## DATA TO USE
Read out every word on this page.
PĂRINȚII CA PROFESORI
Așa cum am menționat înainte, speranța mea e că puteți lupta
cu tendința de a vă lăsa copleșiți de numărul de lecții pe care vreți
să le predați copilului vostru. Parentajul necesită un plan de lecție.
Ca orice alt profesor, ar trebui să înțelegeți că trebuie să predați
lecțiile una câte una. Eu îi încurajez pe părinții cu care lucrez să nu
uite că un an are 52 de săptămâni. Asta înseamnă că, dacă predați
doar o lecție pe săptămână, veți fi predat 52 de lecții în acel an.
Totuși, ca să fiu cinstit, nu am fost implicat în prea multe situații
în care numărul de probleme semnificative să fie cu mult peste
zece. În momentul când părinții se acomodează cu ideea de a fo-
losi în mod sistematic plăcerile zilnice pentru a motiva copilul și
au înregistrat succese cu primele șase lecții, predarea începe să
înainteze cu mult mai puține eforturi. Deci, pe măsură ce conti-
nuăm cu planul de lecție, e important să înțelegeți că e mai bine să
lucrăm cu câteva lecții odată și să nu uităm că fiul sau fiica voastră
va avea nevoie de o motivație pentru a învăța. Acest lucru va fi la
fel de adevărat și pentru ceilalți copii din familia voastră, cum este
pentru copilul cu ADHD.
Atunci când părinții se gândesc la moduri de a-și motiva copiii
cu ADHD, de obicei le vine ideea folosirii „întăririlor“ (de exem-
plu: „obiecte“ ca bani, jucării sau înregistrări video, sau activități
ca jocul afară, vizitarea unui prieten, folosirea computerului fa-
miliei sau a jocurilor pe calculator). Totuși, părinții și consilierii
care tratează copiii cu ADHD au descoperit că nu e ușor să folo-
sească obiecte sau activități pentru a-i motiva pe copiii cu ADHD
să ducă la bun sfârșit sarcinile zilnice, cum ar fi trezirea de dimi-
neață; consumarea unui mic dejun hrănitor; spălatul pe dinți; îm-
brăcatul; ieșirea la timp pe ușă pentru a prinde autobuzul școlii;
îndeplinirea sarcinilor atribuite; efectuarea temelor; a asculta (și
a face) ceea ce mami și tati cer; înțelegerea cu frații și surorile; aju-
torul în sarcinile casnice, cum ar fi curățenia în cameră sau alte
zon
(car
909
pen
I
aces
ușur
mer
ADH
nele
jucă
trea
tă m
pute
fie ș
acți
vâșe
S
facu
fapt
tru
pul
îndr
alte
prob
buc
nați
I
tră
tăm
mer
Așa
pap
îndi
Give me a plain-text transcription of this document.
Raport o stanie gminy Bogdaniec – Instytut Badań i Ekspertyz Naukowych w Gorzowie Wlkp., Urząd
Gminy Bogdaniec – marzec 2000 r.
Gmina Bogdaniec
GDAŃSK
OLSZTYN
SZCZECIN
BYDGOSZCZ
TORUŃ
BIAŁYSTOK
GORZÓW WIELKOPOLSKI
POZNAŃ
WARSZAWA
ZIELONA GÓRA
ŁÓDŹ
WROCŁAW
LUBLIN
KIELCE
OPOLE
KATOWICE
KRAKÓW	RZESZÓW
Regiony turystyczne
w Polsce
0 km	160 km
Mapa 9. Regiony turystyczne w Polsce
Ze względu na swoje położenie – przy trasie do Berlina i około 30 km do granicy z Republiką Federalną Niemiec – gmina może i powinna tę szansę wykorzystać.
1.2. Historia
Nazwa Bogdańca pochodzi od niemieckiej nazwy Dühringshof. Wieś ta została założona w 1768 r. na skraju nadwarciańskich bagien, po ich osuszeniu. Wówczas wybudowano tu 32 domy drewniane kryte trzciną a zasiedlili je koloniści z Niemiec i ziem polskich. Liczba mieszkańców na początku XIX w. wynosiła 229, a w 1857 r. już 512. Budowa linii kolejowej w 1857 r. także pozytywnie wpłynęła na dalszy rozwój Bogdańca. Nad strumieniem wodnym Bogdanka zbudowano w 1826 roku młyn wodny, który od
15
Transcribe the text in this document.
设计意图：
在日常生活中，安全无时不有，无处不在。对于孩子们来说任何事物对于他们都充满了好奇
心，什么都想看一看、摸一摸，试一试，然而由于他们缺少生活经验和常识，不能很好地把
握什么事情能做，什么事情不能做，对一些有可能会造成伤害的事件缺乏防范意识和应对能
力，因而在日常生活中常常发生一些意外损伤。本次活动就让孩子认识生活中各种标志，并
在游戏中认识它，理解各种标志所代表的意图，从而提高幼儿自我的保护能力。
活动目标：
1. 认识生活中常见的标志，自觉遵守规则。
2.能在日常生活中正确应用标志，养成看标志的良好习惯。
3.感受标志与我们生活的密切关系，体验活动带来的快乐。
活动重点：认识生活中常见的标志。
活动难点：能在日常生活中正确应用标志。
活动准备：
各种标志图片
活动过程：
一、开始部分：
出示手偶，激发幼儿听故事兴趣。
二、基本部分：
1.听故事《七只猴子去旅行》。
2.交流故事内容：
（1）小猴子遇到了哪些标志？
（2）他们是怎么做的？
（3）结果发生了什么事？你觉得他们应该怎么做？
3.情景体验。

## WRITTEN TASK
All lines above containing the string "zilnice" are to be collected.

## TASK RESPONSE
losi în mod sistematic plăcerile zilnice pentru a motiva copilul și
să ducă la bun sfârșit sarcinile zilnice, cum ar fi trezirea de dimi-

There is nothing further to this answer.